--- What is asked ---
Copy out each line in the material below that has the word "Diagram".

--- Records for the task ---
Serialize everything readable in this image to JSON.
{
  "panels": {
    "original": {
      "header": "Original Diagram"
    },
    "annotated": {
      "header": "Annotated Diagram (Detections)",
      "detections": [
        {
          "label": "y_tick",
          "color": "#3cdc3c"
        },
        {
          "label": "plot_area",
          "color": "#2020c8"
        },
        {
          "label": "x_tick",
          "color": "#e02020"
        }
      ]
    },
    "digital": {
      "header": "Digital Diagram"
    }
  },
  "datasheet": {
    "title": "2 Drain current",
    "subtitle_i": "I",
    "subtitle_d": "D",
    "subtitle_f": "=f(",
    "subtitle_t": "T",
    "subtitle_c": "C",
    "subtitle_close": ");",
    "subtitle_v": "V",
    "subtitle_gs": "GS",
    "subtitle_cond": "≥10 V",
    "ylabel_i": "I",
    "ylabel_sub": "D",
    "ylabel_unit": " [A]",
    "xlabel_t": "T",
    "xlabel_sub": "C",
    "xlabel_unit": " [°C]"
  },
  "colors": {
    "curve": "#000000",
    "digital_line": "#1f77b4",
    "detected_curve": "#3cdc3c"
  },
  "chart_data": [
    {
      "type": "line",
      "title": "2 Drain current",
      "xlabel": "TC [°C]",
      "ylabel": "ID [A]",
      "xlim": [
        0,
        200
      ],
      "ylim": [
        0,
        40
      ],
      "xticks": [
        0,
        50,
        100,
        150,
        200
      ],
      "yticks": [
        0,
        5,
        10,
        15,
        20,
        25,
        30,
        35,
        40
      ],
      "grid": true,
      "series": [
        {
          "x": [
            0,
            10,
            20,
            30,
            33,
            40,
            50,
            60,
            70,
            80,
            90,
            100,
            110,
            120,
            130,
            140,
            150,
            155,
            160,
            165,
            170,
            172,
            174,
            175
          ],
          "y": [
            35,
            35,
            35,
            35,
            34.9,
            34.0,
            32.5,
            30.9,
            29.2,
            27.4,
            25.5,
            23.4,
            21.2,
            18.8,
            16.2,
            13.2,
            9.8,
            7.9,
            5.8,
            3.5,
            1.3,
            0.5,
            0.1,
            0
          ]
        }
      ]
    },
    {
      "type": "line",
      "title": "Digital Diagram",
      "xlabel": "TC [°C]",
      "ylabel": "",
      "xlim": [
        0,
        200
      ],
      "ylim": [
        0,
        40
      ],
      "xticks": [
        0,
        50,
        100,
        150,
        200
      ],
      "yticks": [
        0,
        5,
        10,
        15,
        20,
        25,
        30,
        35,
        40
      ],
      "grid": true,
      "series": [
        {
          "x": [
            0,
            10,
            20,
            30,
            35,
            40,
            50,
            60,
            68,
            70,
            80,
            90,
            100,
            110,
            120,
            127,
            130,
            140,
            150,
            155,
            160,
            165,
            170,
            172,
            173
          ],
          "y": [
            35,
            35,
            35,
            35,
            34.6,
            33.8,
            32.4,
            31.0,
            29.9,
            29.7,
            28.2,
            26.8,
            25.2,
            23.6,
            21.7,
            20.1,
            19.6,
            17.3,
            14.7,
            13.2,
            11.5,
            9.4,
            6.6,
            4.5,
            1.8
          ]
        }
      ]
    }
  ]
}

--- Problem solution ---
      "header": "Original Diagram"
      "header": "Annotated Diagram (Detections)",
      "header": "Digital Diagram"
      "title": "Digital Diagram",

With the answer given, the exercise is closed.